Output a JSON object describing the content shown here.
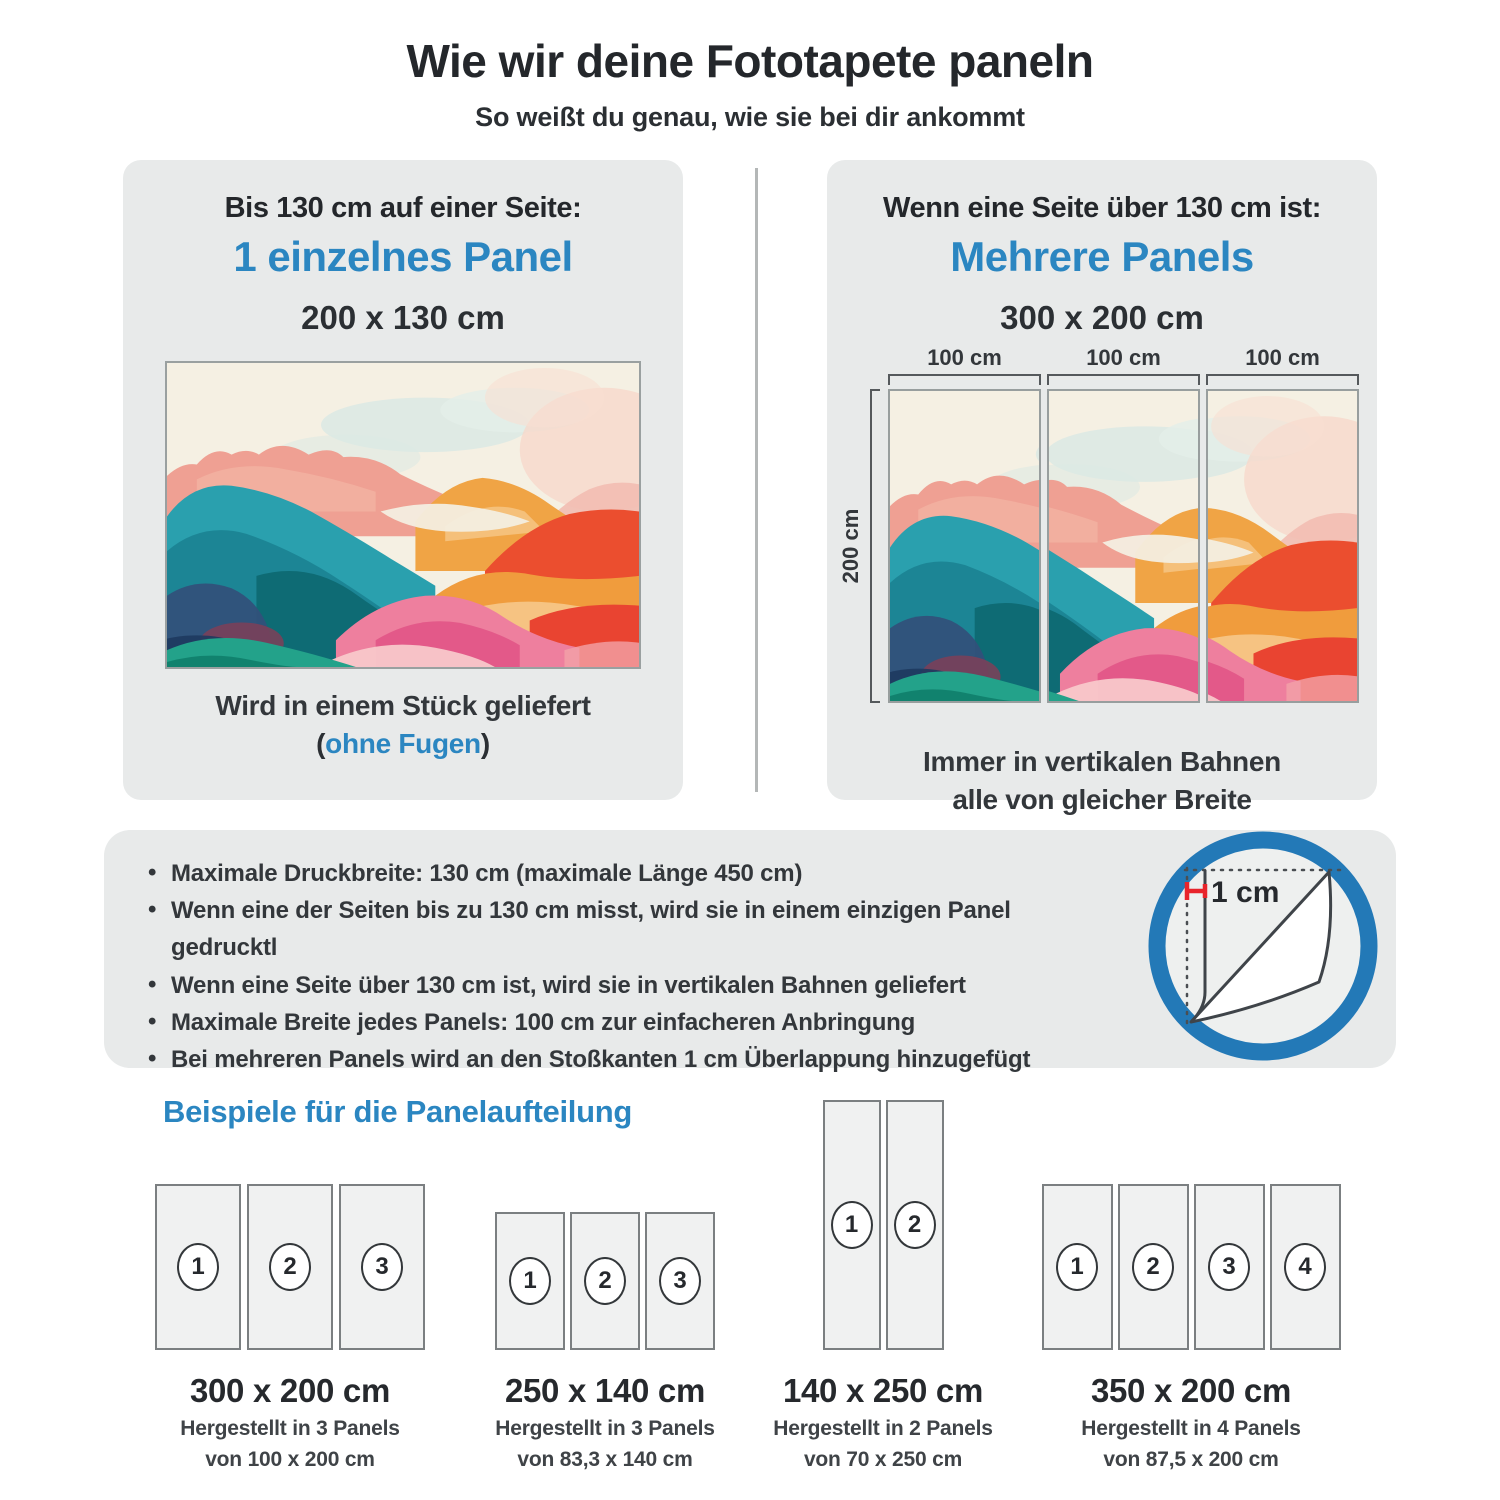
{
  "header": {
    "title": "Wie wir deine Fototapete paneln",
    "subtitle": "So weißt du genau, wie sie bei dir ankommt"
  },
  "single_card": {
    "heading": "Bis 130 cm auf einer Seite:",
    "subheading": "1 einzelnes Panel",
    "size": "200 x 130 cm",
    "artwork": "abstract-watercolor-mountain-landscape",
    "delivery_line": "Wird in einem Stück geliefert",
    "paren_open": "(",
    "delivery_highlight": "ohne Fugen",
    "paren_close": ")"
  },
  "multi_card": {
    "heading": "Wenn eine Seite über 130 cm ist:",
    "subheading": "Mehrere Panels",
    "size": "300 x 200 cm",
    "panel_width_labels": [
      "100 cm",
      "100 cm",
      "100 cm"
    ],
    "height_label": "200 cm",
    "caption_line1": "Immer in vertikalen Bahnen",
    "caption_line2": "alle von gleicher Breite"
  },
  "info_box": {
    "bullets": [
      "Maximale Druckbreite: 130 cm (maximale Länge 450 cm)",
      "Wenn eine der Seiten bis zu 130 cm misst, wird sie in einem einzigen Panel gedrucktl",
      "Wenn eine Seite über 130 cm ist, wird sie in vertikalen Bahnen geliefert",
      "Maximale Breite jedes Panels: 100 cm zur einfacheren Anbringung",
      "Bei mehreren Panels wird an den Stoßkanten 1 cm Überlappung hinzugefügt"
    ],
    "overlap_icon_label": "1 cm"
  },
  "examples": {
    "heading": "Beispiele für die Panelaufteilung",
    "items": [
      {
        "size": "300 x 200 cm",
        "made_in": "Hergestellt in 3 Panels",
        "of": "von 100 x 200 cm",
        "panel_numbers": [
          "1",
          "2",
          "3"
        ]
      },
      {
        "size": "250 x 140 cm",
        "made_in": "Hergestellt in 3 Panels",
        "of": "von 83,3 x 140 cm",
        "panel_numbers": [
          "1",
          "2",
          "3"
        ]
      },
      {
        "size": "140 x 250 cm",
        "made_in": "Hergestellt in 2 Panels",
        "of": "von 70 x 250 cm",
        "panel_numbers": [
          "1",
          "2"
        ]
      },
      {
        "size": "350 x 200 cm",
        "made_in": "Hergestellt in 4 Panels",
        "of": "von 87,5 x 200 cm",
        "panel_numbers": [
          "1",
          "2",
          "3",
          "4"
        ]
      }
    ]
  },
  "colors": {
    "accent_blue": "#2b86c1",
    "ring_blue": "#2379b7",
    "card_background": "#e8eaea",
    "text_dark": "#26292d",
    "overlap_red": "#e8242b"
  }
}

## Your instructions
Quote the records in their entirety, keeping the wording exact and excluding pictures.

## Complete output
Output a JSON object describing the content shown here.
{
  "header": {
    "title": "Wie wir deine Fototapete paneln",
    "subtitle": "So weißt du genau, wie sie bei dir ankommt"
  },
  "single_card": {
    "heading": "Bis 130 cm auf einer Seite:",
    "subheading": "1 einzelnes Panel",
    "size": "200 x 130 cm",
    "artwork": "abstract-watercolor-mountain-landscape",
    "delivery_line": "Wird in einem Stück geliefert",
    "paren_open": "(",
    "delivery_highlight": "ohne Fugen",
    "paren_close": ")"
  },
  "multi_card": {
    "heading": "Wenn eine Seite über 130 cm ist:",
    "subheading": "Mehrere Panels",
    "size": "300 x 200 cm",
    "panel_width_labels": [
      "100 cm",
      "100 cm",
      "100 cm"
    ],
    "height_label": "200 cm",
    "caption_line1": "Immer in vertikalen Bahnen",
    "caption_line2": "alle von gleicher Breite"
  },
  "info_box": {
    "bullets": [
      "Maximale Druckbreite: 130 cm (maximale Länge 450 cm)",
      "Wenn eine der Seiten bis zu 130 cm misst, wird sie in einem einzigen Panel gedrucktl",
      "Wenn eine Seite über 130 cm ist, wird sie in vertikalen Bahnen geliefert",
      "Maximale Breite jedes Panels: 100 cm zur einfacheren Anbringung",
      "Bei mehreren Panels wird an den Stoßkanten 1 cm Überlappung hinzugefügt"
    ],
    "overlap_icon_label": "1 cm"
  },
  "examples": {
    "heading": "Beispiele für die Panelaufteilung",
    "items": [
      {
        "size": "300 x 200 cm",
        "made_in": "Hergestellt in 3 Panels",
        "of": "von 100 x 200 cm",
        "panel_numbers": [
          "1",
          "2",
          "3"
        ]
      },
      {
        "size": "250 x 140 cm",
        "made_in": "Hergestellt in 3 Panels",
        "of": "von 83,3 x 140 cm",
        "panel_numbers": [
          "1",
          "2",
          "3"
        ]
      },
      {
        "size": "140 x 250 cm",
        "made_in": "Hergestellt in 2 Panels",
        "of": "von 70 x 250 cm",
        "panel_numbers": [
          "1",
          "2"
        ]
      },
      {
        "size": "350 x 200 cm",
        "made_in": "Hergestellt in 4 Panels",
        "of": "von 87,5 x 200 cm",
        "panel_numbers": [
          "1",
          "2",
          "3",
          "4"
        ]
      }
    ]
  },
  "colors": {
    "accent_blue": "#2b86c1",
    "ring_blue": "#2379b7",
    "card_background": "#e8eaea",
    "text_dark": "#26292d",
    "overlap_red": "#e8242b"
  }
}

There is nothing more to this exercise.